**What you need to do**
Work out how many lines of the data hold the string "应有格物致知精神", and reply with that number alone.

(Raw records)
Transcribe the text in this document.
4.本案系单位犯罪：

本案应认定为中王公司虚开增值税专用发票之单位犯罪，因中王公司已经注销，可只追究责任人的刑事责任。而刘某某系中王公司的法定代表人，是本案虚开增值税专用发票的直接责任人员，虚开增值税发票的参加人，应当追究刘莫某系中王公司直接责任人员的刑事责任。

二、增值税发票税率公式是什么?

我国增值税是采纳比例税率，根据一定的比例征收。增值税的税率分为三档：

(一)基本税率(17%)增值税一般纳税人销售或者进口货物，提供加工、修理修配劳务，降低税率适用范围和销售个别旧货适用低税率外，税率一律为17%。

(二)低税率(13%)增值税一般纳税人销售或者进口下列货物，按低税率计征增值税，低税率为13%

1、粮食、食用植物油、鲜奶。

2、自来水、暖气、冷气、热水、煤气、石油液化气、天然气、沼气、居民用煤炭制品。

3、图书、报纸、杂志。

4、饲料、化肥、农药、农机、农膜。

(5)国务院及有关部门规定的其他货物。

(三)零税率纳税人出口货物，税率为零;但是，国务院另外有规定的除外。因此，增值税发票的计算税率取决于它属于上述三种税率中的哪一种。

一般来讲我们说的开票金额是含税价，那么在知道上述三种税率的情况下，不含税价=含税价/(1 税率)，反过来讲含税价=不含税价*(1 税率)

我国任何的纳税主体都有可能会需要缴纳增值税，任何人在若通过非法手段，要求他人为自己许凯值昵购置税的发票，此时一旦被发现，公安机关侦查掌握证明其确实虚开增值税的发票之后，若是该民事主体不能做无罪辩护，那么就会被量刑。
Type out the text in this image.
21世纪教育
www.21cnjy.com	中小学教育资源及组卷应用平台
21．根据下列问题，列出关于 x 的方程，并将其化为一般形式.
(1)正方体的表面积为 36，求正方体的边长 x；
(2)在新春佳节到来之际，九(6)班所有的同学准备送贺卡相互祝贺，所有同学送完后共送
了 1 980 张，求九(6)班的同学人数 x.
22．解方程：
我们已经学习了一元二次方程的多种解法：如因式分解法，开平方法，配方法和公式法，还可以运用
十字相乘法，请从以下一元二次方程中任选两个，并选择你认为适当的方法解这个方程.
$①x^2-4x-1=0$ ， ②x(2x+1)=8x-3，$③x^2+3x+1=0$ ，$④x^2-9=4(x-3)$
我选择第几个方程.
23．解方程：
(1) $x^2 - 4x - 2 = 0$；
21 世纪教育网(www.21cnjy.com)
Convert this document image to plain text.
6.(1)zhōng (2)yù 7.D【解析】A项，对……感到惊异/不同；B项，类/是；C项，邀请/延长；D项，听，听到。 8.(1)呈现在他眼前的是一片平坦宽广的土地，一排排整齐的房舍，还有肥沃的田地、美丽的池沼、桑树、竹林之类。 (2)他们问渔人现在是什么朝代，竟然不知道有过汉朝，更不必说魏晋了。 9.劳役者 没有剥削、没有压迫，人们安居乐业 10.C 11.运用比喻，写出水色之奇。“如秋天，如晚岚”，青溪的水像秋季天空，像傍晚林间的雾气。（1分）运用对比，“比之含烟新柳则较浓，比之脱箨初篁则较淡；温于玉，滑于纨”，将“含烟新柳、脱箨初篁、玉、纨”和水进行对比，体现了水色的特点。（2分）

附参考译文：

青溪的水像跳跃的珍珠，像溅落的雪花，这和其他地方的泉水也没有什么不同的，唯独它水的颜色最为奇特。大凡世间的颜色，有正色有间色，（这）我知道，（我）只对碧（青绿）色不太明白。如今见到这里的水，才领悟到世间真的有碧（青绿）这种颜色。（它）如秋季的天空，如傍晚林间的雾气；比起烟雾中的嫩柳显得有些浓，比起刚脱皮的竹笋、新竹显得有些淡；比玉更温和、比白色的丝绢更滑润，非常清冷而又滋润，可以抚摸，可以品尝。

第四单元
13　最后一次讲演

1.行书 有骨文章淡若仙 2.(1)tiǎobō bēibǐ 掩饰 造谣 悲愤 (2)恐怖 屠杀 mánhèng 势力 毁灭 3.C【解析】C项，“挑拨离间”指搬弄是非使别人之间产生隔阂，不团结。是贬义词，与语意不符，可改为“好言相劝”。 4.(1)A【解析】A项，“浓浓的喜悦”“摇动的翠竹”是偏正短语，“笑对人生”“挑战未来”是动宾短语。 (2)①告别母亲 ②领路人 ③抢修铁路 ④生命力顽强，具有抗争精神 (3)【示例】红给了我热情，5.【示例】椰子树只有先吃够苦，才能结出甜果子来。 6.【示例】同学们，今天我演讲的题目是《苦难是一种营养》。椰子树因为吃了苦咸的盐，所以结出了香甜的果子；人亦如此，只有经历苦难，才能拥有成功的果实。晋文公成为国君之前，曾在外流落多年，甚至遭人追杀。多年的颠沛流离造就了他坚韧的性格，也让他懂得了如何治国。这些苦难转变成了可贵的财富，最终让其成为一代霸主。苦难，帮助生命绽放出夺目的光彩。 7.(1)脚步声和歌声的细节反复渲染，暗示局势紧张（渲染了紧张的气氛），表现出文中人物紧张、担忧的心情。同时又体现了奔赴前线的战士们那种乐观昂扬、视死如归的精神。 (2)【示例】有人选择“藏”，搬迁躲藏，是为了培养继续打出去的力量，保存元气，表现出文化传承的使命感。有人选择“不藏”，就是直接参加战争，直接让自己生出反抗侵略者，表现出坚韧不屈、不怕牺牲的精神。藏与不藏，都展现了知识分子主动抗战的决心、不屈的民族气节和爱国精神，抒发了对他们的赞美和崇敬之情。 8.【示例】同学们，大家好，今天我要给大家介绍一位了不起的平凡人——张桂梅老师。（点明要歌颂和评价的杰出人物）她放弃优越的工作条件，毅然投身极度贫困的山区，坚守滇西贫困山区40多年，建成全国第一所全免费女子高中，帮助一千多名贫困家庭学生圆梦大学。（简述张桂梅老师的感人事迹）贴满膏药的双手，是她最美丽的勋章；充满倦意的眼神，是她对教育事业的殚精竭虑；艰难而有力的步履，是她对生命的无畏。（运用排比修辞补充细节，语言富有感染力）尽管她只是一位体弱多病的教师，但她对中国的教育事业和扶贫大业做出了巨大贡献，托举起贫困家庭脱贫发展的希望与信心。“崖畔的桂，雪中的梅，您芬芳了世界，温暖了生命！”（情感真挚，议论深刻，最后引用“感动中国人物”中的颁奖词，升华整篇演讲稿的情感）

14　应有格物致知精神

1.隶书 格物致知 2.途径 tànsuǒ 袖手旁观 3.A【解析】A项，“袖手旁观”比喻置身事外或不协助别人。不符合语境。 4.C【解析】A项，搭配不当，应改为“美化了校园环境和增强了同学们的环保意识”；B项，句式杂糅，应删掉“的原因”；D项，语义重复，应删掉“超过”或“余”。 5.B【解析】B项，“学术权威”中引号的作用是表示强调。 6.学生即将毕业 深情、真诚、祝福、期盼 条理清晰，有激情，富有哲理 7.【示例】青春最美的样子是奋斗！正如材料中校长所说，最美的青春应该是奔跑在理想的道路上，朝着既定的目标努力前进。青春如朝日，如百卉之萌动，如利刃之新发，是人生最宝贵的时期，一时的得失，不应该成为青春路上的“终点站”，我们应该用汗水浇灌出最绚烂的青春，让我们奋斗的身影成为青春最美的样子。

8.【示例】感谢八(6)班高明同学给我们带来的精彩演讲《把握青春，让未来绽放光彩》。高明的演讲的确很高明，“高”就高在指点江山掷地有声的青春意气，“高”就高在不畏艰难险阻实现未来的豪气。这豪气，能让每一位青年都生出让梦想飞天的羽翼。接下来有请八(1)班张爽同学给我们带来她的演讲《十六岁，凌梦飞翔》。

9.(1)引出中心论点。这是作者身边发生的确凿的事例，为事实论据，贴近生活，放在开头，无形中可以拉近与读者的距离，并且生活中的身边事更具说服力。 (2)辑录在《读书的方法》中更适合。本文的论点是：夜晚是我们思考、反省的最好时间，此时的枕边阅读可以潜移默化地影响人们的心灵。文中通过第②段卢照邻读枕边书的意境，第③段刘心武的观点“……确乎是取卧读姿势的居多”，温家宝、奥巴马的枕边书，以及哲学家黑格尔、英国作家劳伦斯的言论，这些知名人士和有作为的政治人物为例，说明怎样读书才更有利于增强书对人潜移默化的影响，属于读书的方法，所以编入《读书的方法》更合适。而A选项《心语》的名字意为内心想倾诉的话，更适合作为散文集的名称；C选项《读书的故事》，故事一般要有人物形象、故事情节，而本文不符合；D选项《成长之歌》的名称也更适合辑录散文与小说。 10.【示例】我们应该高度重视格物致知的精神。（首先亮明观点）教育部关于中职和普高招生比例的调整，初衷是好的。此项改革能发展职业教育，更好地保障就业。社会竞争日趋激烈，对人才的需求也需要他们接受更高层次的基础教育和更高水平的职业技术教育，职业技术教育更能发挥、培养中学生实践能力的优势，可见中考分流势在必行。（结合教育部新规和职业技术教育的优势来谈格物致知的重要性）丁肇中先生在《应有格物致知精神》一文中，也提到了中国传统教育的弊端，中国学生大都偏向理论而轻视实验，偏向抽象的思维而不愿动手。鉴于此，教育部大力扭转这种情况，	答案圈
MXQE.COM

**Exercise response**
2